# DESCRIPTION OF THE TASK
In the dissertation abstract, which method was used to reduce noise before PLS-DA could clearly discriminate SIRS and MODS?

Posted on:2008-05-22Degree:DoctorType:Dissertation
Country:ChinaCandidate:H L MaoFull Text:PDF
GTID:1104360218958795Subject:Anesthesia
Abstract/Summary:PDF Full Text Request
Progression of critically ill patients from the systemic inflammatory response syndrome (SIRS) to the multiple organ dysfunction syndrome (MODS) acounts for more than 75% of deaths in adult surgical intensive care units. Currently there is no practical technique in clinic to predict the progression. This study explored a NMR-based metabonomic method as a diagnostic tool for the prediction because the progression was accompanied by metabolic changes. Pattern recognition methods were used to analyze serum 1D 1H-NMR spectra in traumatic patient with SIRS and MODS. By using unsupervised principal component analysis (PCA) and supervised partial least squares-discriminant analysis (PLS-DA), critically ill patients could be distinguished from healthy controls. After a noise reduction by orthogonal signal correction (OSC), PLS-DA was able to clearly discriminate SIRS and MODS. The corresponding coefficients indicated that spectra responsible for the discrimination were located inδ3.06~3.86 NMR integral regions from SIRS, mainly composed of sugar and amino acid signals, andδ1.18~1.3 andδ4.02~ 4.1 integral regions of MODS, principally consisted of various proton signals of fatty acyl chains and glycerol backbone of lipids, along with creatinine and lactate. The results were consistent with the clinical observations that carbohydrate and amino acid levels changes in the early course of critical illness (SIRS stage) and significant disturbances in fat metabolism and development of organ abnormalities become the characteristics in the late stage (MODS). These data suggested that NMR-based metabonomic approach may be developed to predict the disease progress in critically ill patients.

# EXCERPTED RECORDS
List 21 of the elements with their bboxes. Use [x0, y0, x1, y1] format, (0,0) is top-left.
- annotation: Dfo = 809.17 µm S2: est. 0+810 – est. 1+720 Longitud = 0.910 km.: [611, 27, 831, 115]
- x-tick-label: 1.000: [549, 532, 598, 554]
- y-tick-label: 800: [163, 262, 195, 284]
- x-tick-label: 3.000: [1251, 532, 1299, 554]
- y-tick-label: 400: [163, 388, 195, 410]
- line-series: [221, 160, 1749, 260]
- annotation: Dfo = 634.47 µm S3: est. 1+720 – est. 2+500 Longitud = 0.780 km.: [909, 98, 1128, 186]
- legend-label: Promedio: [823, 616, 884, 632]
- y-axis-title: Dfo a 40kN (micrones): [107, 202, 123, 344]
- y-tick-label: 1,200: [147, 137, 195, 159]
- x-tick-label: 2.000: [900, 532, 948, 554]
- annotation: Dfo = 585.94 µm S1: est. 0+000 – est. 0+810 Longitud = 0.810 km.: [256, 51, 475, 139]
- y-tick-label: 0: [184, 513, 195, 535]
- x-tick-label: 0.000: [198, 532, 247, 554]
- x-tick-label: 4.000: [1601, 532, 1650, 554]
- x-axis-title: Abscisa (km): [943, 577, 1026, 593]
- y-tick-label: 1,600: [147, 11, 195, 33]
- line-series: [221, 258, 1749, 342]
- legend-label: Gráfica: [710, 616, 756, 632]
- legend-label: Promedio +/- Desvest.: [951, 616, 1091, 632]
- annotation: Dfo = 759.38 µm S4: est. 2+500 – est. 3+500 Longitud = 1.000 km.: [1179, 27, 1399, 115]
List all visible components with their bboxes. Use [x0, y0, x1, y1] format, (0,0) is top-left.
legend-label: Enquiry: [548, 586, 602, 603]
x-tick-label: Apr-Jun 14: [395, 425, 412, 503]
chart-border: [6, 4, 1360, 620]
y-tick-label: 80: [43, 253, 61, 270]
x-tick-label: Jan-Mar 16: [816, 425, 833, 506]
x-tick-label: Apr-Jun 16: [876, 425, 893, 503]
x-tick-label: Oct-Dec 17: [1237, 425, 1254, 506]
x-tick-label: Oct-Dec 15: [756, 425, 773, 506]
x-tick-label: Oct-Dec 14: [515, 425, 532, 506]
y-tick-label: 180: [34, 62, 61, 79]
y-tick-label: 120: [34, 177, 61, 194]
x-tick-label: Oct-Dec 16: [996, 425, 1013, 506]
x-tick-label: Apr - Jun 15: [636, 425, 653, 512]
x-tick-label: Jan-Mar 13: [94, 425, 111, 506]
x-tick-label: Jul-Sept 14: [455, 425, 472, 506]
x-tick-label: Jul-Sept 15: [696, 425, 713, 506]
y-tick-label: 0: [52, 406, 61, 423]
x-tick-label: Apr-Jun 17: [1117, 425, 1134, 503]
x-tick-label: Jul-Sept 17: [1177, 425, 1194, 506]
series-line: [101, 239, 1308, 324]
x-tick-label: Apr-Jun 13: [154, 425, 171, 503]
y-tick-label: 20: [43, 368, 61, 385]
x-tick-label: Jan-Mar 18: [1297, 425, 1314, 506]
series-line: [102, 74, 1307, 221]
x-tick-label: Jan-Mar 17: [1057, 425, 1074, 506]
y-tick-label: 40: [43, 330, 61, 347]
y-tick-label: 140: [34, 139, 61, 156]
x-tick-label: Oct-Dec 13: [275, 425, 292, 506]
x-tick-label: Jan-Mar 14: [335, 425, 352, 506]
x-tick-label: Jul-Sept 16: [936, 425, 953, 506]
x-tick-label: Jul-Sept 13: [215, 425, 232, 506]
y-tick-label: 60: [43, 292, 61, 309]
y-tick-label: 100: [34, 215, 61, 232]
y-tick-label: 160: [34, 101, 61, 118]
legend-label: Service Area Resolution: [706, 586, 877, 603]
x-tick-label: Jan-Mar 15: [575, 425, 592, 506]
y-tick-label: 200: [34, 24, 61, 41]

# OUTPUT BELOW
Orthogonal signal correction (OSC).